What you are asked to do: All of the data that follows should be retyped exactly, please, except the pictures.

Collected data

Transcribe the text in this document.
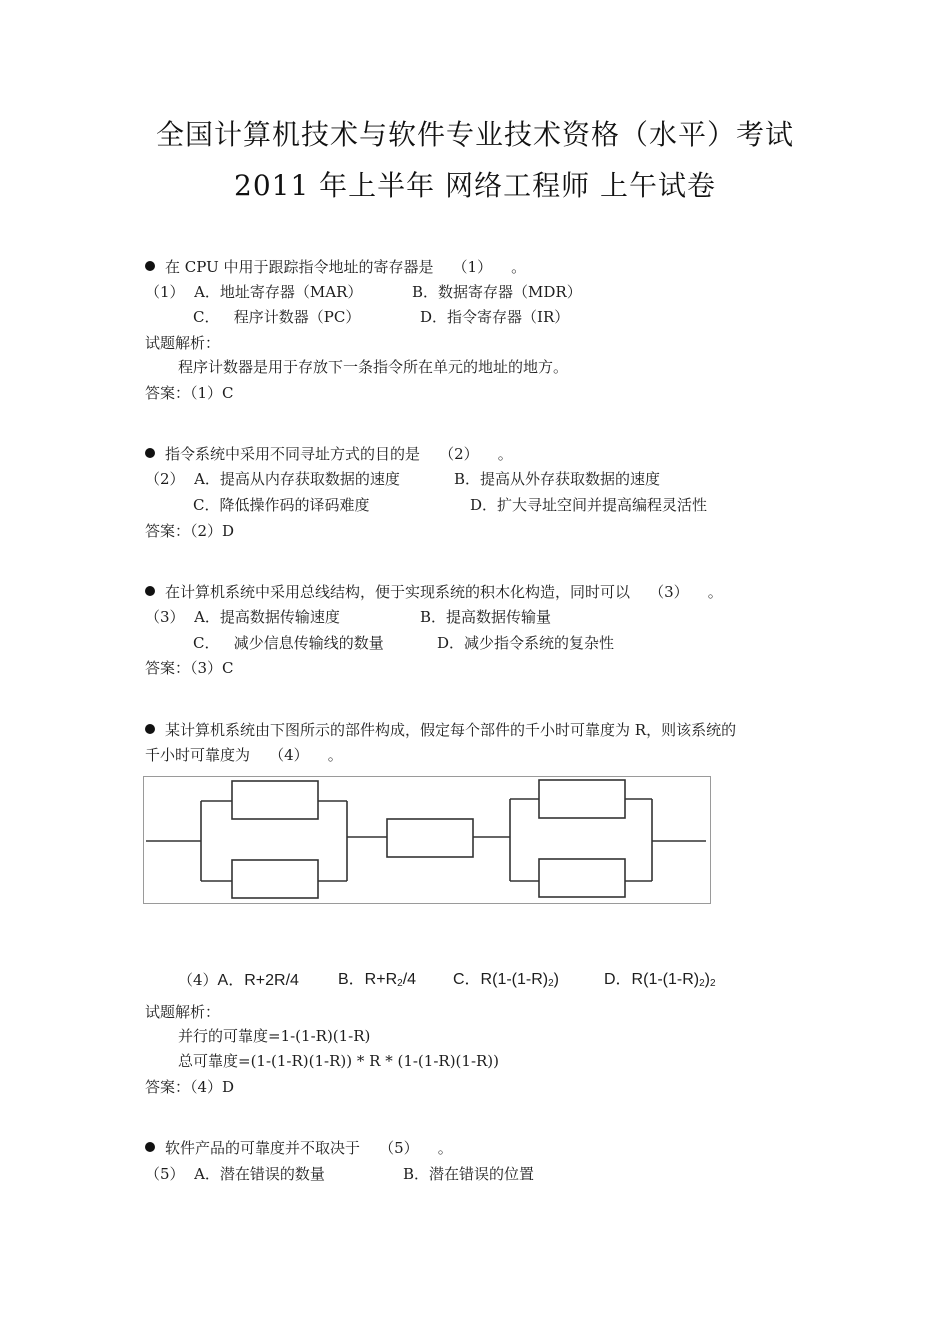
全国计算机技术与软件专业技术资格（水平）考试
2011 年上半年 网络工程师 上午试卷
在 CPU 中用于跟踪指令地址的寄存器是    （1）    。
（1）  A．地址寄存器（MAR）	B．数据寄存器（MDR）
C．   程序计数器（PC）	D．指令寄存器（IR）
试题解析：
程序计数器是用于存放下一条指令所在单元的地址的地方。
答案：（1）C
指令系统中采用不同寻址方式的目的是    （2）    。
（2）  A．提高从内存获取数据的速度	B．提高从外存获取数据的速度
C．降低操作码的译码难度	D．扩大寻址空间并提高编程灵活性
答案：（2）D
在计算机系统中采用总线结构，便于实现系统的积木化构造，同时可以    （3）    。
（3）  A．提高数据传输速度	B．提高数据传输量
C．   减少信息传输线的数量	D．减少指令系统的复杂性
答案：（3）C
某计算机系统由下图所示的部件构成，假定每个部件的千小时可靠度为 R，则该系统的
千小时可靠度为    （4）    。
（4）A．R+2R/4 B．$R+R_2/4$ C．$R(1-(1-R)_2)$	D．$R(1-(1-R)_2)_2$
试题解析：
并行的可靠度=1-(1-R)(1-R)
总可靠度=(1-(1-R)(1-R)) * R * (1-(1-R)(1-R))
答案：（4）D
软件产品的可靠度并不取决于    （5）    。
（5）  A．潜在错误的数量	B．潜在错误的位置
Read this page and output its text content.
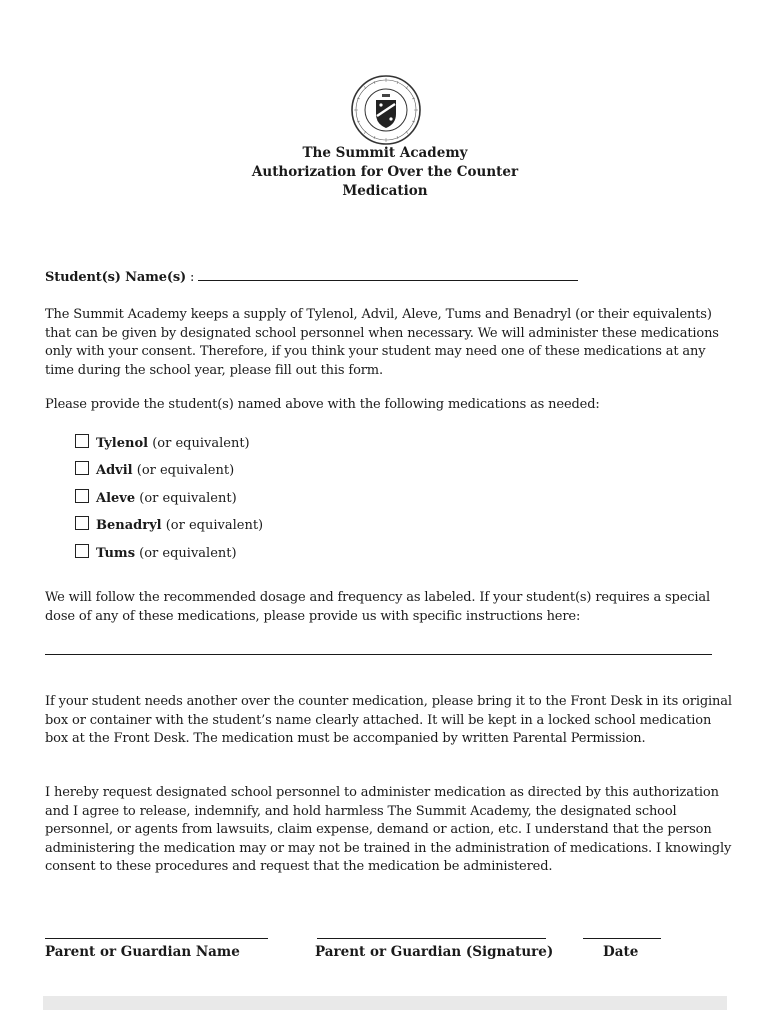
The Summit Academy
Authorization for Over the Counter
Medication

Student(s) Name(s) :

The Summit Academy keeps a supply of Tylenol, Advil, Aleve, Tums and Benadryl (or their equivalents) that can be given by designated school personnel when necessary. We will administer these medications only with your consent. Therefore, if you think your student may need one of these medications at any time during the school year, please fill out this form.

Please provide the student(s) named above with the following medications as needed:

Tylenol (or equivalent)
Advil (or equivalent)
Aleve (or equivalent)
Benadryl (or equivalent)
Tums (or equivalent)

We will follow the recommended dosage and frequency as labeled. If your student(s) requires a special dose of any of these medications, please provide us with specific instructions here:

If your student needs another over the counter medication, please bring it to the Front Desk in its original box or container with the student’s name clearly attached. It will be kept in a locked school medication box at the Front Desk. The medication must be accompanied by written Parental Permission.

I hereby request designated school personnel to administer medication as directed by this authorization and I agree to release, indemnify, and hold harmless The Summit Academy, the designated school personnel, or agents from lawsuits, claim expense, demand or action, etc. I understand that the person administering the medication may or may not be trained in the administration of medications. I knowingly consent to these procedures and request that the medication be administered.

Parent or Guardian Name	Parent or Guardian (Signature)	Date
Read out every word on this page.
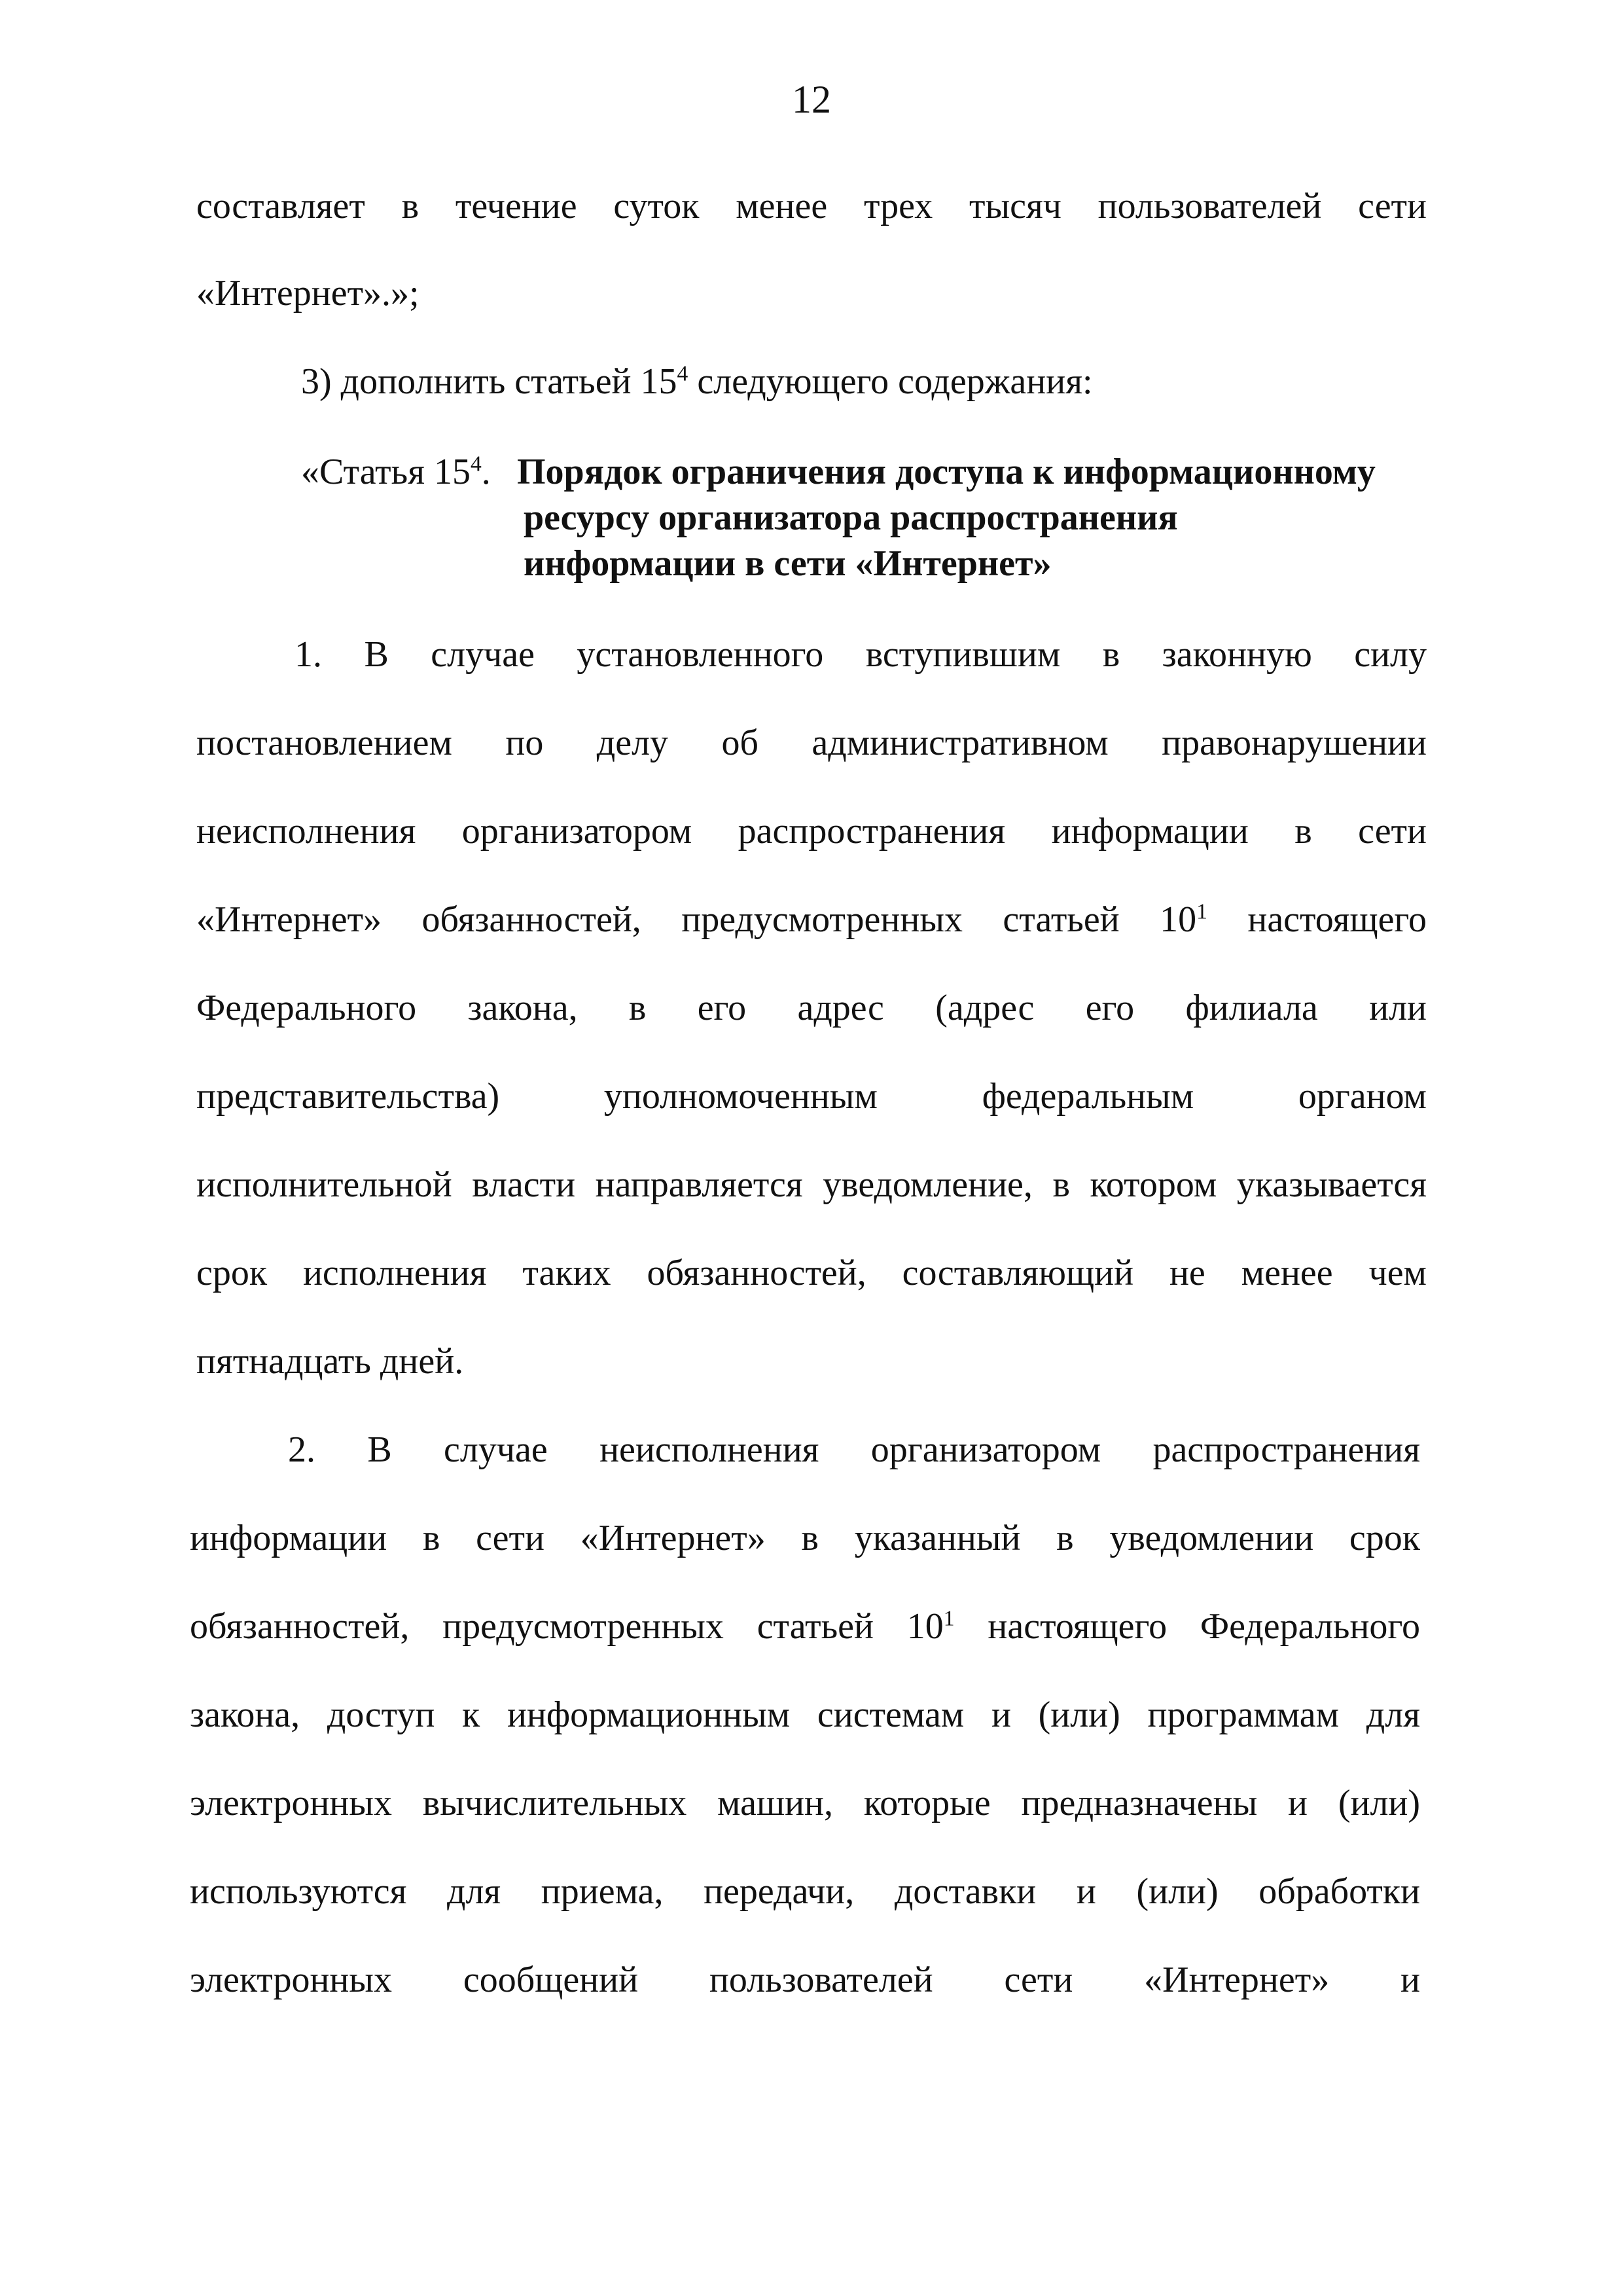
12
составляет в течение суток менее трех тысяч пользователей сети
«Интернет».»;
3) дополнить статьей $15^4$ следующего содержания:
«Статья $15^4$. Порядок ограничения доступа к информационному
ресурсу организатора распространения
информации в сети «Интернет»
1. В случае установленного вступившим в законную силу
постановлением по делу об административном правонарушении
неисполнения организатором распространения информации в сети
«Интернет» обязанностей, предусмотренных статьей $10^1$ настоящего
Федерального закона, в его адрес (адрес его филиала или
представительства) уполномоченным федеральным органом
исполнительной власти направляется уведомление, в котором указывается
срок исполнения таких обязанностей, составляющий не менее чем
пятнадцать дней.
2. В случае неисполнения организатором распространения
информации в сети «Интернет» в указанный в уведомлении срок
обязанностей, предусмотренных статьей $10^1$ настоящего Федерального
закона, доступ к информационным системам и (или) программам для
электронных вычислительных машин, которые предназначены и (или)
используются для приема, передачи, доставки и (или) обработки
электронных сообщений пользователей сети «Интернет» и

Result of this exercise:
Transcribe the text in this document.
全国计算机技术与软件专业技术资格（水平）考试
2011 年上半年 网络工程师 上午试卷
在 CPU 中用于跟踪指令地址的寄存器是    （1）    。
（1）  A．地址寄存器（MAR）	B．数据寄存器（MDR）
C．   程序计数器（PC）	D．指令寄存器（IR）
试题解析：
程序计数器是用于存放下一条指令所在单元的地址的地方。
答案：（1）C
指令系统中采用不同寻址方式的目的是    （2）    。
（2）  A．提高从内存获取数据的速度	B．提高从外存获取数据的速度
C．降低操作码的译码难度	D．扩大寻址空间并提高编程灵活性
答案：（2）D
在计算机系统中采用总线结构，便于实现系统的积木化构造，同时可以    （3）    。
（3）  A．提高数据传输速度	B．提高数据传输量
C．   减少信息传输线的数量	D．减少指令系统的复杂性
答案：（3）C
某计算机系统由下图所示的部件构成，假定每个部件的千小时可靠度为 R，则该系统的
千小时可靠度为    （4）    。
（4）A．R+2R/4 B．$R+R_2/4$ C．$R(1-(1-R)_2)$	D．$R(1-(1-R)_2)_2$
试题解析：
并行的可靠度=1-(1-R)(1-R)
总可靠度=(1-(1-R)(1-R)) * R * (1-(1-R)(1-R))
答案：（4）D
软件产品的可靠度并不取决于    （5）    。
（5）  A．潜在错误的数量	B．潜在错误的位置
Read this page and output its text content.
The Summit Academy
Authorization for Over the Counter
Medication

Student(s) Name(s) :

The Summit Academy keeps a supply of Tylenol, Advil, Aleve, Tums and Benadryl (or their equivalents) that can be given by designated school personnel when necessary. We will administer these medications only with your consent. Therefore, if you think your student may need one of these medications at any time during the school year, please fill out this form.

Please provide the student(s) named above with the following medications as needed:

Tylenol (or equivalent)
Advil (or equivalent)
Aleve (or equivalent)
Benadryl (or equivalent)
Tums (or equivalent)

We will follow the recommended dosage and frequency as labeled. If your student(s) requires a special dose of any of these medications, please provide us with specific instructions here:

If your student needs another over the counter medication, please bring it to the Front Desk in its original box or container with the student’s name clearly attached. It will be kept in a locked school medication box at the Front Desk. The medication must be accompanied by written Parental Permission.

I hereby request designated school personnel to administer medication as directed by this authorization and I agree to release, indemnify, and hold harmless The Summit Academy, the designated school personnel, or agents from lawsuits, claim expense, demand or action, etc. I understand that the person administering the medication may or may not be trained in the administration of medications. I knowingly consent to these procedures and request that the medication be administered.

Parent or Guardian Name	Parent or Guardian (Signature)	Date
Read out every word on this page.
12
составляет в течение суток менее трех тысяч пользователей сети
«Интернет».»;
3) дополнить статьей $15^4$ следующего содержания:
«Статья $15^4$. Порядок ограничения доступа к информационному
ресурсу организатора распространения
информации в сети «Интернет»
1. В случае установленного вступившим в законную силу
постановлением по делу об административном правонарушении
неисполнения организатором распространения информации в сети
«Интернет» обязанностей, предусмотренных статьей $10^1$ настоящего
Федерального закона, в его адрес (адрес его филиала или
представительства) уполномоченным федеральным органом
исполнительной власти направляется уведомление, в котором указывается
срок исполнения таких обязанностей, составляющий не менее чем
пятнадцать дней.
2. В случае неисполнения организатором распространения
информации в сети «Интернет» в указанный в уведомлении срок
обязанностей, предусмотренных статьей $10^1$ настоящего Федерального
закона, доступ к информационным системам и (или) программам для
электронных вычислительных машин, которые предназначены и (или)
используются для приема, передачи, доставки и (или) обработки
электронных сообщений пользователей сети «Интернет» и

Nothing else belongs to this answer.